> Supplied records
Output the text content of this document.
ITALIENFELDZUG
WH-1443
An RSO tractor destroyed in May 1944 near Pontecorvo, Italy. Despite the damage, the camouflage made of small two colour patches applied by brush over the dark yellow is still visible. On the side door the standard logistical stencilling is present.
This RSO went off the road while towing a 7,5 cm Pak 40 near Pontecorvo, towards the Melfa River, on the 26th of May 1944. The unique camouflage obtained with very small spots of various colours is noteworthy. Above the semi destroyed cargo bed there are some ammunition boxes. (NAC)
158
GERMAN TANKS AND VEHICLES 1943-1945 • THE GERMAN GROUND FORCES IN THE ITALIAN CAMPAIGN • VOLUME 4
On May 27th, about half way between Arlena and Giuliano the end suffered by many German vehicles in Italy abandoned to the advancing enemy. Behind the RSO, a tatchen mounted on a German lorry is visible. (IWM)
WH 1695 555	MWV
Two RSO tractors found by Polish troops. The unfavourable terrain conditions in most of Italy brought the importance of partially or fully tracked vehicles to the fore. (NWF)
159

> The request
All of the records must be retyped exactly as they are.

> Exercise response
Output the text content of this document.
ITALIENFELDZUG
WH-1443
An RSO tractor destroyed in May 1944 near Pontecorvo, Italy. Despite the damage, the camouflage made of small two colour patches applied by brush over the dark yellow is still visible. On the side door the standard logistical stencilling is present.
This RSO went off the road while towing a 7,5 cm Pak 40 near Pontecorvo, towards the Melfa River, on the 26th of May 1944. The unique camouflage obtained with very small spots of various colours is noteworthy. Above the semi destroyed cargo bed there are some ammunition boxes. (NAC)
158
GERMAN TANKS AND VEHICLES 1943-1945 • THE GERMAN GROUND FORCES IN THE ITALIAN CAMPAIGN • VOLUME 4
On May 27th, about half way between Arlena and Giuliano the end suffered by many German vehicles in Italy abandoned to the advancing enemy. Behind the RSO, a tatchen mounted on a German lorry is visible. (IWM)
WH 1695 555	MWV
Two RSO tractors found by Polish troops. The unfavourable terrain conditions in most of Italy brought the importance of partially or fully tracked vehicles to the fore. (NWF)
159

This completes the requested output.